--- Exercise inputs ---
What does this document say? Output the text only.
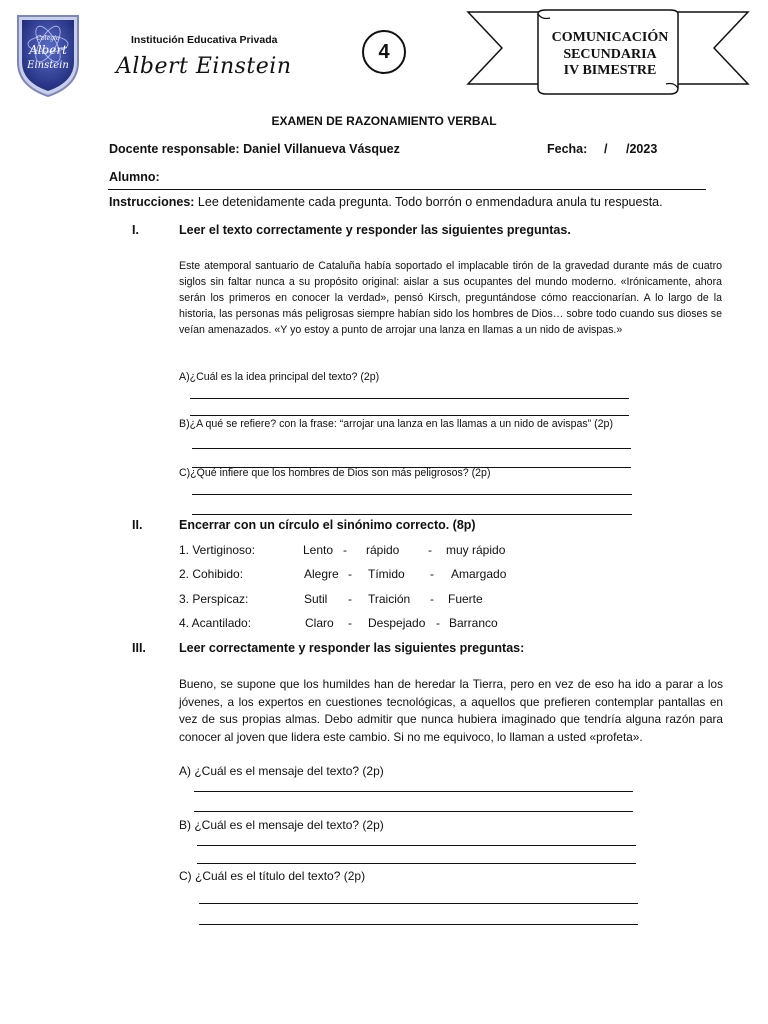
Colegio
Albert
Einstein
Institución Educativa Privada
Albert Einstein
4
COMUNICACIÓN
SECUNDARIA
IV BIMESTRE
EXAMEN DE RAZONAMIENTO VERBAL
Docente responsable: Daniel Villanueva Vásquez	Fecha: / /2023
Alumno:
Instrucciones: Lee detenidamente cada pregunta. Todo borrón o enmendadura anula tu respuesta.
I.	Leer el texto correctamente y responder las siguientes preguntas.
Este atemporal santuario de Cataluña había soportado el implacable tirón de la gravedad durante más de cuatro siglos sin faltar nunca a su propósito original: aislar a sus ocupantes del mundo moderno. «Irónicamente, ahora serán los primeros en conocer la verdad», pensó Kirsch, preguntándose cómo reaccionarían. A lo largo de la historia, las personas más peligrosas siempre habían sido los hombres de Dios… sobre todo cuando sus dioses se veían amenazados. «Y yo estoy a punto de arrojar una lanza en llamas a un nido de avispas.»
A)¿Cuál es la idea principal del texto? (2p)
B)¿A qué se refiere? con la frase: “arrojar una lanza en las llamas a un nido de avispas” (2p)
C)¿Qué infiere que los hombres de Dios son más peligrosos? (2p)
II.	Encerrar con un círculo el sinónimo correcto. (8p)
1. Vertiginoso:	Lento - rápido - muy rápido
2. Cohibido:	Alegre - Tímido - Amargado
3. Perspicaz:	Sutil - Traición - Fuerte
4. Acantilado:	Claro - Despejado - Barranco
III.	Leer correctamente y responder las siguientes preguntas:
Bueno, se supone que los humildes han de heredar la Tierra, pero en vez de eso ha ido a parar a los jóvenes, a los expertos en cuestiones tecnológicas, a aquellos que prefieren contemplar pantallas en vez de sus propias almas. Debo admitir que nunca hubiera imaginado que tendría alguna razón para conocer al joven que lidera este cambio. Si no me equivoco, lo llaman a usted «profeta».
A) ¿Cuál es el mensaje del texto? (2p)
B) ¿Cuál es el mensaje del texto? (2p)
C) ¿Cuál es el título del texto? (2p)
...
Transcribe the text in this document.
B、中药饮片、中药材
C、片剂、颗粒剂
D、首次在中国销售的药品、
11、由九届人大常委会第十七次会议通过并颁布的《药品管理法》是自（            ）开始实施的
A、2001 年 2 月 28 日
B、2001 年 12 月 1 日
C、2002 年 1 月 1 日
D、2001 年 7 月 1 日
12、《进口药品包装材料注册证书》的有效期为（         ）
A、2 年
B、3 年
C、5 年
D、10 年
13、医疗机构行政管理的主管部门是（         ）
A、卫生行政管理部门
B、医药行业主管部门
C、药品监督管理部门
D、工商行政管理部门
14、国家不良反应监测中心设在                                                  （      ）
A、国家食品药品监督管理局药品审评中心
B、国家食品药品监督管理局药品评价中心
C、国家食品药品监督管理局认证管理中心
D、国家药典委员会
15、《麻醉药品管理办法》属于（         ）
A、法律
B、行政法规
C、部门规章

--- Task directions ---
Scan the records above for the string "correctamente", then report every line that contains it.

--- Answer to this problem ---
I.	Leer el texto correctamente y responder las siguientes preguntas.
III.	Leer correctamente y responder las siguientes preguntas:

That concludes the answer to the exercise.